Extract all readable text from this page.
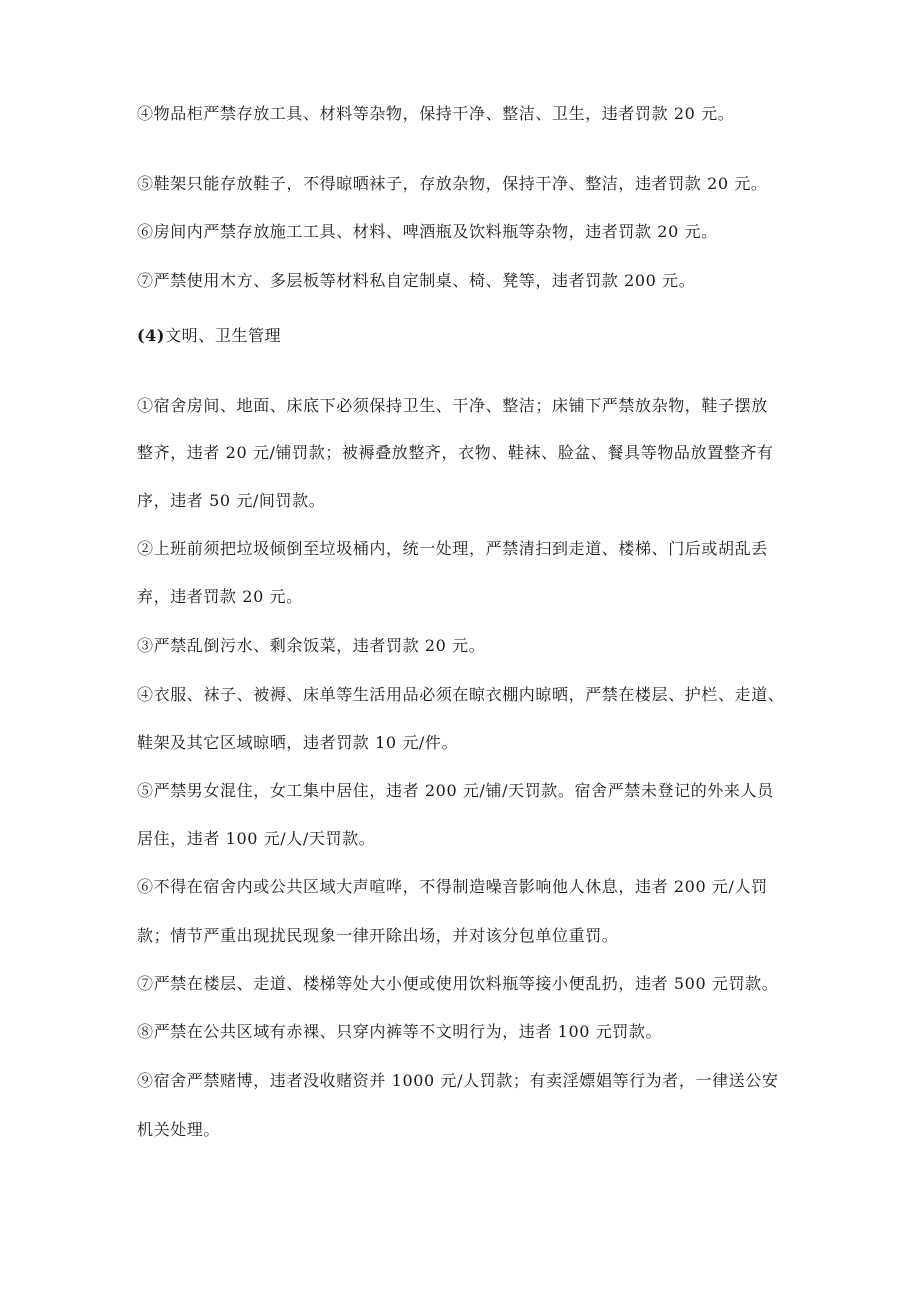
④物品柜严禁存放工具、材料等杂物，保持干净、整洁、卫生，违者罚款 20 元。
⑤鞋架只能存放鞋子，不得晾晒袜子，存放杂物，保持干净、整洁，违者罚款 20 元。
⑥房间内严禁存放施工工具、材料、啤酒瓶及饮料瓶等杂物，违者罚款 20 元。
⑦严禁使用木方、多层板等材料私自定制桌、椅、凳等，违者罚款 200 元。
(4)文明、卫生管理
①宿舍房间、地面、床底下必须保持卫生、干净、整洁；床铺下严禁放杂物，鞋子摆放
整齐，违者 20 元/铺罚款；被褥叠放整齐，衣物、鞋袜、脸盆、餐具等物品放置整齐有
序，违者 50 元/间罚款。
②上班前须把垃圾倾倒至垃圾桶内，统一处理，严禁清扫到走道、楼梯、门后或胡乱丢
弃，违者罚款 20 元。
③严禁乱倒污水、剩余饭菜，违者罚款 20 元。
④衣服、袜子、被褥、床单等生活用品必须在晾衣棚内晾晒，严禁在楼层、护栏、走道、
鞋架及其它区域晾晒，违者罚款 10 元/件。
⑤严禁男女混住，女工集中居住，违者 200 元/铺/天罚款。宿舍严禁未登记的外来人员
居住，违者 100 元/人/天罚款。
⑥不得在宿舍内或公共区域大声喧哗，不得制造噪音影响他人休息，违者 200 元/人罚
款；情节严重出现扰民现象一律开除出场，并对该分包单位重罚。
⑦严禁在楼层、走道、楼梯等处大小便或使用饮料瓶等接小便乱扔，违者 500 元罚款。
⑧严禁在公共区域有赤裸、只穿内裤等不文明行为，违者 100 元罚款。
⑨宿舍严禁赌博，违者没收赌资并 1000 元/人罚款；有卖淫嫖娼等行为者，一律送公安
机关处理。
◇ ◇ ◇ ◇
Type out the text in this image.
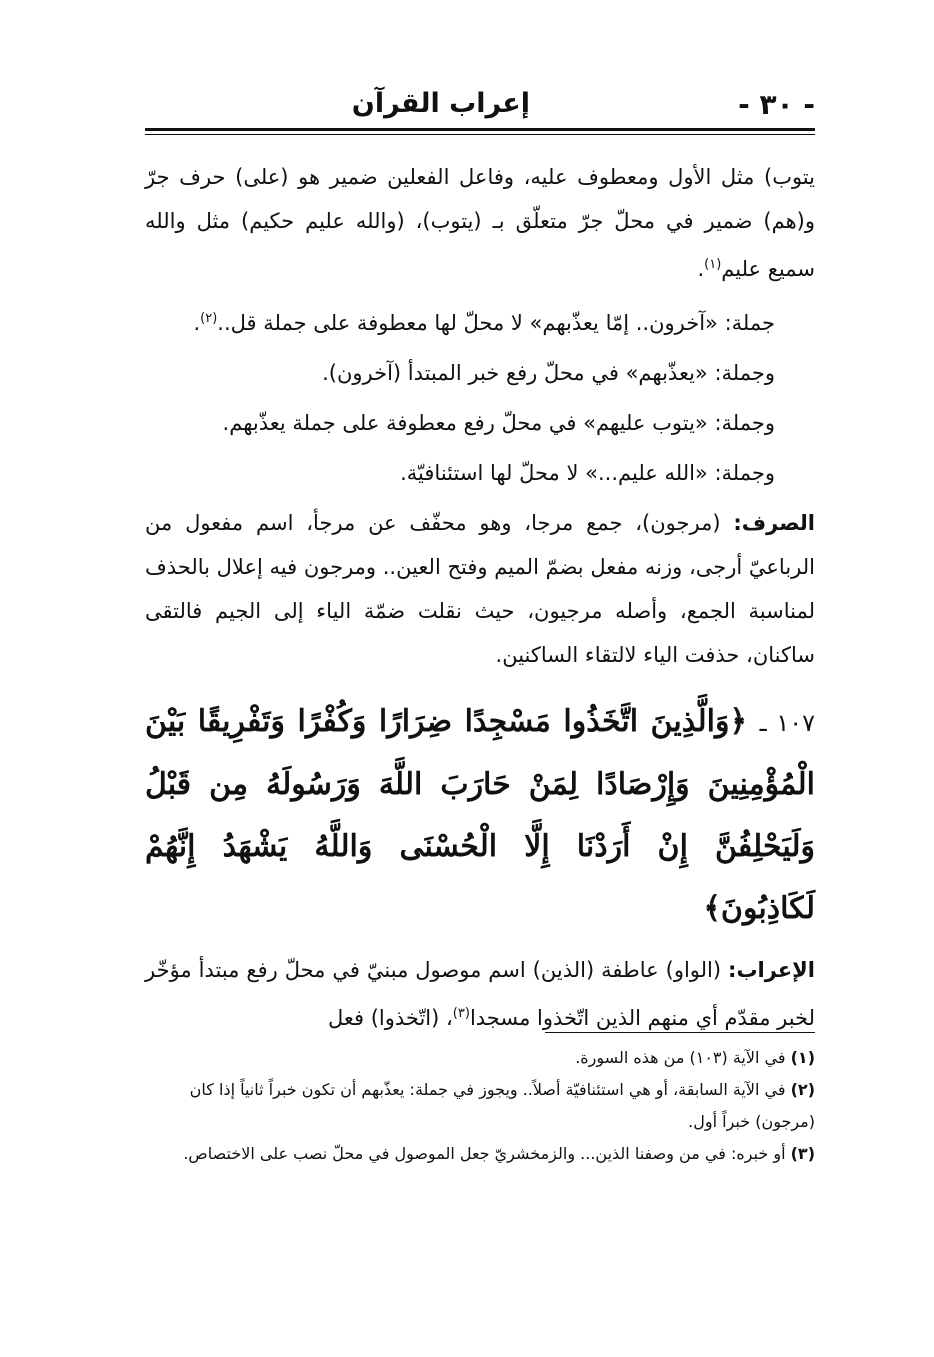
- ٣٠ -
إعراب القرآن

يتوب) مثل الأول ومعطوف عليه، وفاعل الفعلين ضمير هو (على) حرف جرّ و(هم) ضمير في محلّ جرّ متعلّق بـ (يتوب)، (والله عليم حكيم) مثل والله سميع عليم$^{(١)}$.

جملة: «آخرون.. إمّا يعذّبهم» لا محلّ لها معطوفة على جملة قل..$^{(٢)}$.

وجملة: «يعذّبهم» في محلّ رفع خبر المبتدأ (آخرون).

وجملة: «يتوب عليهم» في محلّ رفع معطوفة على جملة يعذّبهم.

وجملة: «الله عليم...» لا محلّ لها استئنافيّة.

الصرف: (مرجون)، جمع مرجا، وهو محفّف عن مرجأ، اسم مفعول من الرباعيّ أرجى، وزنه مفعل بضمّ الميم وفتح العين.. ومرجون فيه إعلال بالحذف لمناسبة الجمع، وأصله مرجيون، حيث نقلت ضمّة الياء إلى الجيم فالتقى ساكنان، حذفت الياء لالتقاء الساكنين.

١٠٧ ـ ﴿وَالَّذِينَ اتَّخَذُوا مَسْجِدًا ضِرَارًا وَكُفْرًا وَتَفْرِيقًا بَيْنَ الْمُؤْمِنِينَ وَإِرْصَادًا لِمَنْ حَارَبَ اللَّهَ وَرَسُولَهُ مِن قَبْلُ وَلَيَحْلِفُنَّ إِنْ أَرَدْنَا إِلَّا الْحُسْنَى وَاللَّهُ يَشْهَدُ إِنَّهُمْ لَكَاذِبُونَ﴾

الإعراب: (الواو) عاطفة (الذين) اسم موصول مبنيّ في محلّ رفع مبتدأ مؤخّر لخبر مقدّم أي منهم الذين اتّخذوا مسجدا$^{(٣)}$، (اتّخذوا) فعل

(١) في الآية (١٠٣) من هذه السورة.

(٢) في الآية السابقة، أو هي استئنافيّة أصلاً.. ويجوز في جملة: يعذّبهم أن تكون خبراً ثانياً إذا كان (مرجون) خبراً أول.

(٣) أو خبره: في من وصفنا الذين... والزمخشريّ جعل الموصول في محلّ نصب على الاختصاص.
◇ ◇ ◇ ◇
> _What the task requires_
Show all lines above holding "وجملة".

> _Right answer_
وجملة: «يعذّبهم» في محلّ رفع خبر المبتدأ (آخرون).
وجملة: «يتوب عليهم» في محلّ رفع معطوفة على جملة يعذّبهم.
وجملة: «الله عليم...» لا محلّ لها استئنافيّة.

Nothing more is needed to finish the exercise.